Data for processing:
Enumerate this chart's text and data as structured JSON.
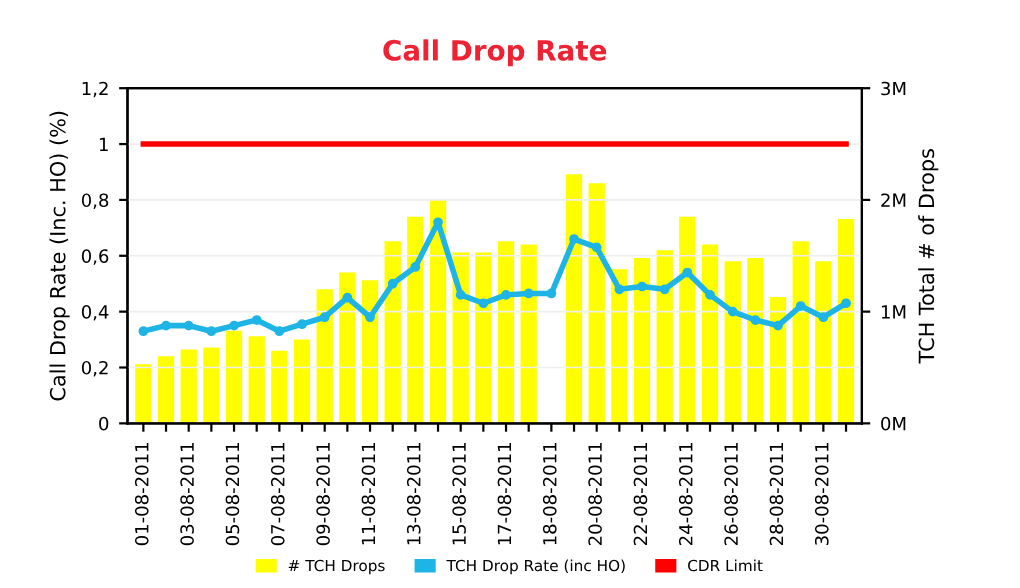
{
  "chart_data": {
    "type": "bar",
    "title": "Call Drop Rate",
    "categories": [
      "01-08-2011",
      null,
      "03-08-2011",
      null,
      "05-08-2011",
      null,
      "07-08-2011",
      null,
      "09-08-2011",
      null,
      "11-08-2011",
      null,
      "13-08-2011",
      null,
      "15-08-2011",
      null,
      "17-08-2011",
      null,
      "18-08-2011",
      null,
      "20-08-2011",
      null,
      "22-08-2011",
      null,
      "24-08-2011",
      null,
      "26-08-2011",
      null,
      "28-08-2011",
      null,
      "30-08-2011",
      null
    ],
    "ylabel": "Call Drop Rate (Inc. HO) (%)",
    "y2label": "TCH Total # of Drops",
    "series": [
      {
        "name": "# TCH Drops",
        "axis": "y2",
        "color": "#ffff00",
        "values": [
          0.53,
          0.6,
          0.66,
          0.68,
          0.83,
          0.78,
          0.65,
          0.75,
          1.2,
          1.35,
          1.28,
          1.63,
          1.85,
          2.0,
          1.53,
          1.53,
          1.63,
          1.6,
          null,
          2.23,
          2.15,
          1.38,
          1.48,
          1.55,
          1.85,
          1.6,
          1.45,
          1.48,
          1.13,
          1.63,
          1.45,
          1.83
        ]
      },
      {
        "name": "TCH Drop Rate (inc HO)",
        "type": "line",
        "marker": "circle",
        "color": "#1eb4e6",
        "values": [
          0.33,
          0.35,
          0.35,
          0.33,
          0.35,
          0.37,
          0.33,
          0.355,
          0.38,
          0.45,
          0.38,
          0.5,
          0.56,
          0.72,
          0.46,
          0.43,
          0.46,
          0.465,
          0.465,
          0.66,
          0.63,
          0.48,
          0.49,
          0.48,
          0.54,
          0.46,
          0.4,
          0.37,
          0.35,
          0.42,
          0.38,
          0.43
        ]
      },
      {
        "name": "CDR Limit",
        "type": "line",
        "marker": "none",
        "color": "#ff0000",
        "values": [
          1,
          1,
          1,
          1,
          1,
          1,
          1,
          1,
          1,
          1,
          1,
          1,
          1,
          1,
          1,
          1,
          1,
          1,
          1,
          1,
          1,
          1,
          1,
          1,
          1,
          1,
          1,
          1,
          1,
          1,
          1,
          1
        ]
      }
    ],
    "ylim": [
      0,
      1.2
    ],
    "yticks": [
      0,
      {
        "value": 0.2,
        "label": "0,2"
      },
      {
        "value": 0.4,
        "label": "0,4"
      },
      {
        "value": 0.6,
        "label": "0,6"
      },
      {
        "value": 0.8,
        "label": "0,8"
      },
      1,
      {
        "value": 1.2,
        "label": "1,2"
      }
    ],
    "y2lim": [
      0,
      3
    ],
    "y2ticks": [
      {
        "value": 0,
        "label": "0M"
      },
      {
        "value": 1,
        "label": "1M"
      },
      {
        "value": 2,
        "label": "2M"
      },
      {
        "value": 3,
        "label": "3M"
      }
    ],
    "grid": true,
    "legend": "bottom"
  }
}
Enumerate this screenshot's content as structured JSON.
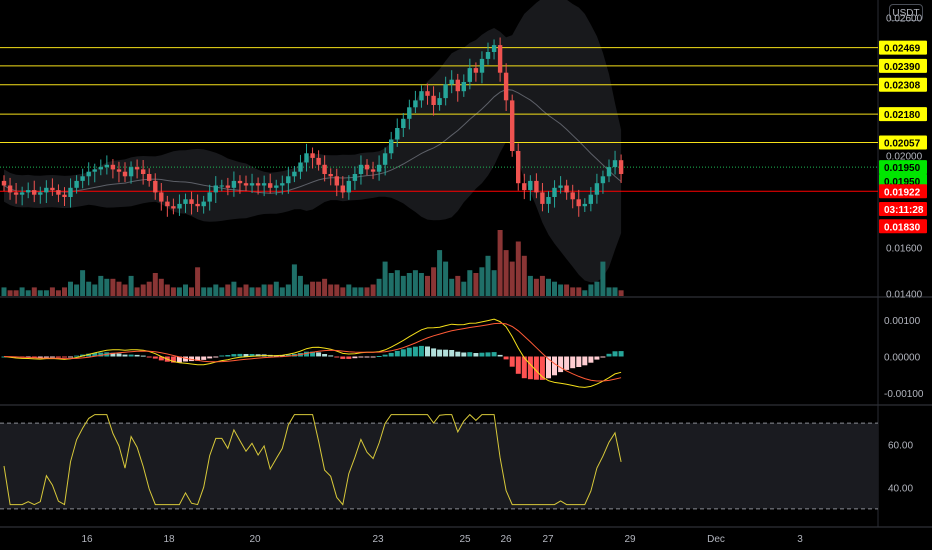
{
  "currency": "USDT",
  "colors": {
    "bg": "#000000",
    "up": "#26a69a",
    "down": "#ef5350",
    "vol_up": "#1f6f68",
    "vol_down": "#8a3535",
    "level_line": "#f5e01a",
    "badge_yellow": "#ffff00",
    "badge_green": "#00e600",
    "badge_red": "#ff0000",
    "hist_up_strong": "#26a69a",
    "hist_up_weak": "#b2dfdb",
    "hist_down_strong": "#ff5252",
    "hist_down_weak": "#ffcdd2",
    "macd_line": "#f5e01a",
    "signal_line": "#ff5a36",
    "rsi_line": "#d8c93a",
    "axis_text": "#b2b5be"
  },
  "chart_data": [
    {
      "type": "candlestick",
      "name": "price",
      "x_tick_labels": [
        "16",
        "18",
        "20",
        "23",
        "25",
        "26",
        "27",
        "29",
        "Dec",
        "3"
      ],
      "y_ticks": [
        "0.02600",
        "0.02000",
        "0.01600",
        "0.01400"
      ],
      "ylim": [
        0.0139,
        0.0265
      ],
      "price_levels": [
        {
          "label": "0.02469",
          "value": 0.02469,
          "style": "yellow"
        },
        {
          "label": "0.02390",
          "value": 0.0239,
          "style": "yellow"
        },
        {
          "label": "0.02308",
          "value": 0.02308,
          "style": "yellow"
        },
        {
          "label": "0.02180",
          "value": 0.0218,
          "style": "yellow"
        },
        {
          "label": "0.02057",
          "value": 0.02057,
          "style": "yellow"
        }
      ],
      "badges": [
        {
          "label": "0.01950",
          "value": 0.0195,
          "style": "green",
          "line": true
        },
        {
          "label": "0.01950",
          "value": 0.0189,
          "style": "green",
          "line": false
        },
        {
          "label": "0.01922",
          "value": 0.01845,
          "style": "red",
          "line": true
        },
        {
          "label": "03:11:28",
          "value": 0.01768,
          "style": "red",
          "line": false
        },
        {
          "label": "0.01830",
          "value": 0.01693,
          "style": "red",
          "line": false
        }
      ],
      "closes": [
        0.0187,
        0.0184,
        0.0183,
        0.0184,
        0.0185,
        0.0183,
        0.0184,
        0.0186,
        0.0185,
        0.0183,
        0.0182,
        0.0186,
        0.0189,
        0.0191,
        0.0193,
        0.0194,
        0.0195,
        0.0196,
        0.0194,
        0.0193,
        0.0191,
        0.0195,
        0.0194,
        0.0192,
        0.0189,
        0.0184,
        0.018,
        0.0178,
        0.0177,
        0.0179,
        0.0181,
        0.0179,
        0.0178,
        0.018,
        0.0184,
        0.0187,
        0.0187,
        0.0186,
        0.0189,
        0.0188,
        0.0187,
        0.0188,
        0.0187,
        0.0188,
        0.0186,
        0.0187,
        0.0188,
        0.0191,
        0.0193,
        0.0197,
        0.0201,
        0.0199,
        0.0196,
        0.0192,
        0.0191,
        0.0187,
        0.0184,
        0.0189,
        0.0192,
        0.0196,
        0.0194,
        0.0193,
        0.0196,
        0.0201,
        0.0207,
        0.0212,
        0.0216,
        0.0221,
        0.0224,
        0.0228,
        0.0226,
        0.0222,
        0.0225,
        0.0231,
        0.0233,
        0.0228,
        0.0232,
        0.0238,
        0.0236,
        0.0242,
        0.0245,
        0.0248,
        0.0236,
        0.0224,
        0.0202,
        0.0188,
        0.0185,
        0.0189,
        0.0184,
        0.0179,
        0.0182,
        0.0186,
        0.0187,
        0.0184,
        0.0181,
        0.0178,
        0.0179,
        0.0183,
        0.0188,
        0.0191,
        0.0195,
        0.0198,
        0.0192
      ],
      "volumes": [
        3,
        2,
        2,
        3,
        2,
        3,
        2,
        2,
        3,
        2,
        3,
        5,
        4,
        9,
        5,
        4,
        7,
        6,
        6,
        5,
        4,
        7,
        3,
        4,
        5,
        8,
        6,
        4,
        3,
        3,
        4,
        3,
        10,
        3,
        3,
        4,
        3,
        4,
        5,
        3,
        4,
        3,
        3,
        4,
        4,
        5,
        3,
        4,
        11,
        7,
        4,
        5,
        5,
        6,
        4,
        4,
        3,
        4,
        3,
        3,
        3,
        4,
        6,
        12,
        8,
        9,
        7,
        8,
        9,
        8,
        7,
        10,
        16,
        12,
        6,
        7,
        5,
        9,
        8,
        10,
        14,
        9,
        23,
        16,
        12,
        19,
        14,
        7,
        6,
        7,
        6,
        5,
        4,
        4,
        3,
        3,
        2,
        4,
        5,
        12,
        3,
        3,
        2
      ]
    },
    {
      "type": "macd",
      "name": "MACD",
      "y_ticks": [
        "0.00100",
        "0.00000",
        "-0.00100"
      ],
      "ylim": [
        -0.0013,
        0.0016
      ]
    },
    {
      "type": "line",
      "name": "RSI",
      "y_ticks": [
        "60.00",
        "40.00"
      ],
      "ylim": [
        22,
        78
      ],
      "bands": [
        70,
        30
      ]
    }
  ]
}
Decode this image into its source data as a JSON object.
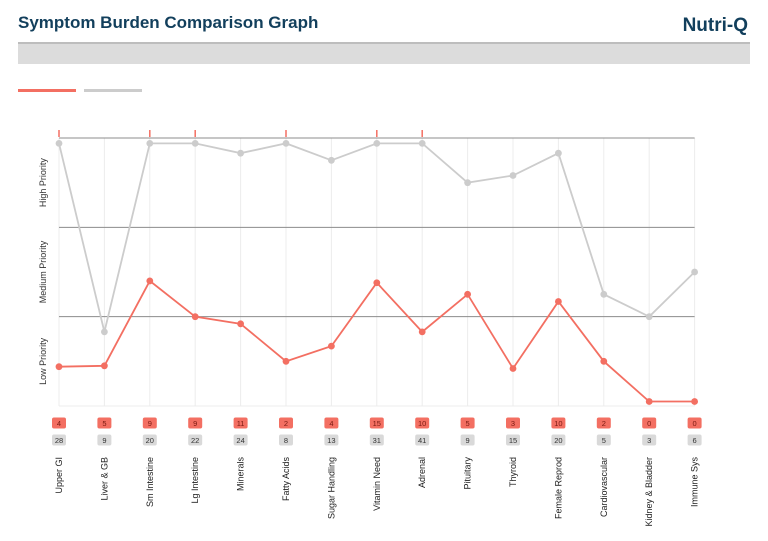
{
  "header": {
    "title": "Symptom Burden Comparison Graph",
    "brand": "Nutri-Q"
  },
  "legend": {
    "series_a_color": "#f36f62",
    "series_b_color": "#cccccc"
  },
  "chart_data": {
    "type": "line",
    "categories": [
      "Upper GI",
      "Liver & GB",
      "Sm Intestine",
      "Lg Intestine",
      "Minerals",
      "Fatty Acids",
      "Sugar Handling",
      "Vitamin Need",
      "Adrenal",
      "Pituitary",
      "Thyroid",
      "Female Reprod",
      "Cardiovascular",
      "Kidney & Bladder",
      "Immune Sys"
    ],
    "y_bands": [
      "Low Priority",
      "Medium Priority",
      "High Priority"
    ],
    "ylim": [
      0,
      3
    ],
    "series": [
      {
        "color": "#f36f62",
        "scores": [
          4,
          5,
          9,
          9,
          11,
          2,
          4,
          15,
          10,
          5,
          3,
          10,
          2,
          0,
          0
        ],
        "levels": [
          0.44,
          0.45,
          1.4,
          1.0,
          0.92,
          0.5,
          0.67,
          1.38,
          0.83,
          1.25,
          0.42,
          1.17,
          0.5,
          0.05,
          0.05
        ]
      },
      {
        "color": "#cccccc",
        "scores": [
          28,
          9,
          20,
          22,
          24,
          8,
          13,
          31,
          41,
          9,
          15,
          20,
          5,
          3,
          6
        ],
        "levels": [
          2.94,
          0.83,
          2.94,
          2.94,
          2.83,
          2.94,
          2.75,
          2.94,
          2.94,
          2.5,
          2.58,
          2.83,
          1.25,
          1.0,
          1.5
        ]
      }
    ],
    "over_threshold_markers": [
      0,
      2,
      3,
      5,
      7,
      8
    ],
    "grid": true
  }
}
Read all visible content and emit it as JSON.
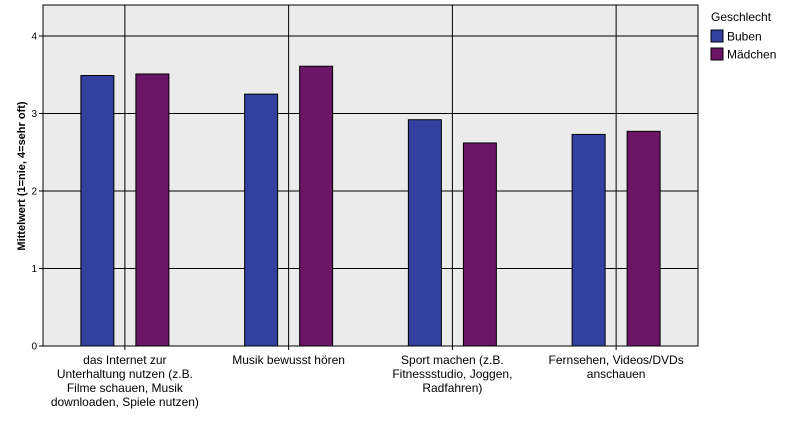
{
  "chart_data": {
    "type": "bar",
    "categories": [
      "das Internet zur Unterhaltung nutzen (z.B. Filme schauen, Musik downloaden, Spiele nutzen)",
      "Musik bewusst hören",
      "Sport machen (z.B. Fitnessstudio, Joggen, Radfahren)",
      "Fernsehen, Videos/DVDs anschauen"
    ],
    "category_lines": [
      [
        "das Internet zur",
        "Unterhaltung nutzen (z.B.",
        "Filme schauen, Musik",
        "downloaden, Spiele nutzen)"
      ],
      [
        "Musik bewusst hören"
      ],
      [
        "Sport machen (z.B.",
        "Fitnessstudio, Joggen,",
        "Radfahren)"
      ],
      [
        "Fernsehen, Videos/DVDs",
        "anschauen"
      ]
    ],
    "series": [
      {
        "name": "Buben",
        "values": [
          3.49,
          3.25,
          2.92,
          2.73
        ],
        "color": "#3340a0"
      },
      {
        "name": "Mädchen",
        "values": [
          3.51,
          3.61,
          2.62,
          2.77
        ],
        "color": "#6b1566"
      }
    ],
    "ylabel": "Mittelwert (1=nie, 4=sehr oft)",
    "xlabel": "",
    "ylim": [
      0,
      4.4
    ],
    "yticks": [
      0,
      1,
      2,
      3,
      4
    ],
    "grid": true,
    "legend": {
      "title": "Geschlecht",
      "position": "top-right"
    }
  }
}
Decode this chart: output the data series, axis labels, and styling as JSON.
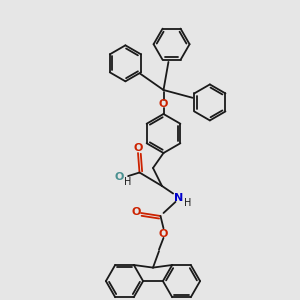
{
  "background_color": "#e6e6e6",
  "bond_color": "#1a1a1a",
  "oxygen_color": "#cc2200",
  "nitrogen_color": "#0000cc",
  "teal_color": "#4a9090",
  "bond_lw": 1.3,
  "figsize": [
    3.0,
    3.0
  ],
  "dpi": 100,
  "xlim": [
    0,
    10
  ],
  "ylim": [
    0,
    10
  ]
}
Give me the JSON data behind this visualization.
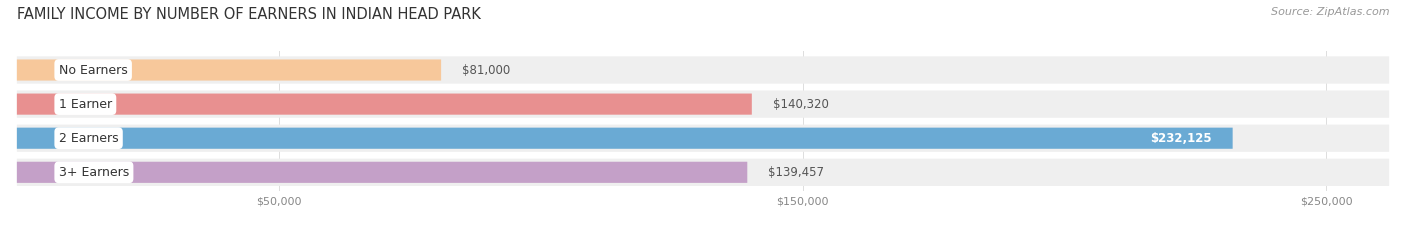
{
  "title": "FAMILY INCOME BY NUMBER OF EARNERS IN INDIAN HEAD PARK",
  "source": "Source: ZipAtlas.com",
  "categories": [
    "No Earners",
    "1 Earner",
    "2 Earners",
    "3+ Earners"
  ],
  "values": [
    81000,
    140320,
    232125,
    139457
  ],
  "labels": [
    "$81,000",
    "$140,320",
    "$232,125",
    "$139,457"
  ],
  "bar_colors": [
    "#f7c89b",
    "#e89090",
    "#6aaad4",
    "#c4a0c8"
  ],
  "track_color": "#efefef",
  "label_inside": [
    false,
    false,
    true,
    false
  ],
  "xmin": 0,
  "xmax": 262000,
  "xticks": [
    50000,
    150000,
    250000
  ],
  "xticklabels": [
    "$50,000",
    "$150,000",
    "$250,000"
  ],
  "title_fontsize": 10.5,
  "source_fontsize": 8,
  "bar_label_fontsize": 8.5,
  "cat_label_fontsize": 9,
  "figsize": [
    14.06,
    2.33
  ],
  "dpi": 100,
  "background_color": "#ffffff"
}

Problem to solve: In the records above, find each line holding "hören" and copy it.

The reply:
      "Musik bewusst hören",
        "Musik bewusst hören"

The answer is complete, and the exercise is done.